* **TASK TO CARRY OUT**:
Keep only the lines where "Voltage" appears.

══════════

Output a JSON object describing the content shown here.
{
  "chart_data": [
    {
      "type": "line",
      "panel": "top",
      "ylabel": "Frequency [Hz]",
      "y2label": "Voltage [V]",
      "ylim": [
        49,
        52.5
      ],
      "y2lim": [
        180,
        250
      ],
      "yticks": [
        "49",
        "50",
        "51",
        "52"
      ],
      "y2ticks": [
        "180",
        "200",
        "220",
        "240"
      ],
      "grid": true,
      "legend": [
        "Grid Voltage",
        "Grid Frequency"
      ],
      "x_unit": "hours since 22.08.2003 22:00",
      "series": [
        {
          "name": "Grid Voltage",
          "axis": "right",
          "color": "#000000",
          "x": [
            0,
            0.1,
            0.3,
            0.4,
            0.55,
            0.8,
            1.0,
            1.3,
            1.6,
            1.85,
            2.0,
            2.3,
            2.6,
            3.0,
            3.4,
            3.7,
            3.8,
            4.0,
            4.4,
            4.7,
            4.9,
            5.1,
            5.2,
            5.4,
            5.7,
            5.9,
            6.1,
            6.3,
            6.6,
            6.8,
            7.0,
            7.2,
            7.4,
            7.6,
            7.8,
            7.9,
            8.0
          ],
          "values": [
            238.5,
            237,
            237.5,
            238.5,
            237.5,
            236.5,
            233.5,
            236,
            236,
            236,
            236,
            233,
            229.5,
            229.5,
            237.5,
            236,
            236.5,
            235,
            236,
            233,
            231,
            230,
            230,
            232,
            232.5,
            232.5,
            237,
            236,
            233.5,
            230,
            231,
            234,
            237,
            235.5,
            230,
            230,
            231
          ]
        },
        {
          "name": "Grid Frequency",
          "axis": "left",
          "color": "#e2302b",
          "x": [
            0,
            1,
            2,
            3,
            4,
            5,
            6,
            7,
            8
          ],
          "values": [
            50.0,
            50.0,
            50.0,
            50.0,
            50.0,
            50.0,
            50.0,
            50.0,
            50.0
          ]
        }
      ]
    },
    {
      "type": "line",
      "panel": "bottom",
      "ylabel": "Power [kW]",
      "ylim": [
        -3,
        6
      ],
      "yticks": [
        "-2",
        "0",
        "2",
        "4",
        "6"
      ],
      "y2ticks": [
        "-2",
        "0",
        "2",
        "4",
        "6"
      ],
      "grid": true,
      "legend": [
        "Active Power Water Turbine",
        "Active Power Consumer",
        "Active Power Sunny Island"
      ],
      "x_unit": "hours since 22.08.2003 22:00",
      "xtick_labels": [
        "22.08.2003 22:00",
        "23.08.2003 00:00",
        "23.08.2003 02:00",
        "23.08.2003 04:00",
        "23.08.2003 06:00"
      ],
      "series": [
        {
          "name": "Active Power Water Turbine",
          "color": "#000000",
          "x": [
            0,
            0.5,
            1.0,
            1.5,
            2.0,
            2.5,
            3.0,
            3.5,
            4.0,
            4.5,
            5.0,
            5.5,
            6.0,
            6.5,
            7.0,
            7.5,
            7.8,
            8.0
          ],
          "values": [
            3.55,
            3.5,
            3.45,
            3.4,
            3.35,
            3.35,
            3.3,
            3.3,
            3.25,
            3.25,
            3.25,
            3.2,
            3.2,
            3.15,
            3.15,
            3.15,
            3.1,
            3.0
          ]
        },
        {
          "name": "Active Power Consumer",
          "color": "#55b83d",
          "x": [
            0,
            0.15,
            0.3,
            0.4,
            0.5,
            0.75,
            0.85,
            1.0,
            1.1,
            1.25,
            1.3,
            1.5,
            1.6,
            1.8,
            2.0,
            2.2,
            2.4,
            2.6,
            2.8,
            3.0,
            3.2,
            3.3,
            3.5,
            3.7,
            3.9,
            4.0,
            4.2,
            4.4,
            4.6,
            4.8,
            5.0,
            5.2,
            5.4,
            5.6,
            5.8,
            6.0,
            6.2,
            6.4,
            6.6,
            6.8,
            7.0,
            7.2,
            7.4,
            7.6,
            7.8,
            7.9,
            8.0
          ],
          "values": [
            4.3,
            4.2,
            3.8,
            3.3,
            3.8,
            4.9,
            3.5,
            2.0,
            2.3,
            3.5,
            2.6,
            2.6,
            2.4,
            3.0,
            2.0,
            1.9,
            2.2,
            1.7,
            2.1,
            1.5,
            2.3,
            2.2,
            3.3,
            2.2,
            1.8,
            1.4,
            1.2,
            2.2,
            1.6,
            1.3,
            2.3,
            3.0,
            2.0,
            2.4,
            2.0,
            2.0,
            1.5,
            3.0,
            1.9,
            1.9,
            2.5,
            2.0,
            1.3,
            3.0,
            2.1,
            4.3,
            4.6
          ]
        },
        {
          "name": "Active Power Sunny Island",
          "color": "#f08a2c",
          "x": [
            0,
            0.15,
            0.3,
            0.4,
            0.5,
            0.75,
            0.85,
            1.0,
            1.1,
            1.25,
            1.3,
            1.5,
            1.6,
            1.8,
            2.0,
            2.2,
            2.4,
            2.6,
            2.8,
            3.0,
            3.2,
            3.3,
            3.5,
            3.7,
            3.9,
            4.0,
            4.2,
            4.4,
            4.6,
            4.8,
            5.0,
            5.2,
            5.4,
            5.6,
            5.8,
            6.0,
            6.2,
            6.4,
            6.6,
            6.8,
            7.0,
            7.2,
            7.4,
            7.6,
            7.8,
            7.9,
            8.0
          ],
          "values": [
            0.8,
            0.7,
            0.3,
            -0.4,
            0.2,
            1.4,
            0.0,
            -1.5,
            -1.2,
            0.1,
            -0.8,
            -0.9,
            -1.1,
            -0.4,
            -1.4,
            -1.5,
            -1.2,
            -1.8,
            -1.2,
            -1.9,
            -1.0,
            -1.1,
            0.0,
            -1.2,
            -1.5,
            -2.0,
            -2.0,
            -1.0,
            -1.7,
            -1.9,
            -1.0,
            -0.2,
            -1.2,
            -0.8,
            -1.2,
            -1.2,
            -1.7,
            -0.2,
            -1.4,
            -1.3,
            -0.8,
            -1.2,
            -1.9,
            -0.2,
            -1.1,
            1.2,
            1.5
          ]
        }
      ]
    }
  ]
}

══════════

* **RESULT**:
      "y2label": "Voltage [V]",
        "Grid Voltage",
          "name": "Grid Voltage",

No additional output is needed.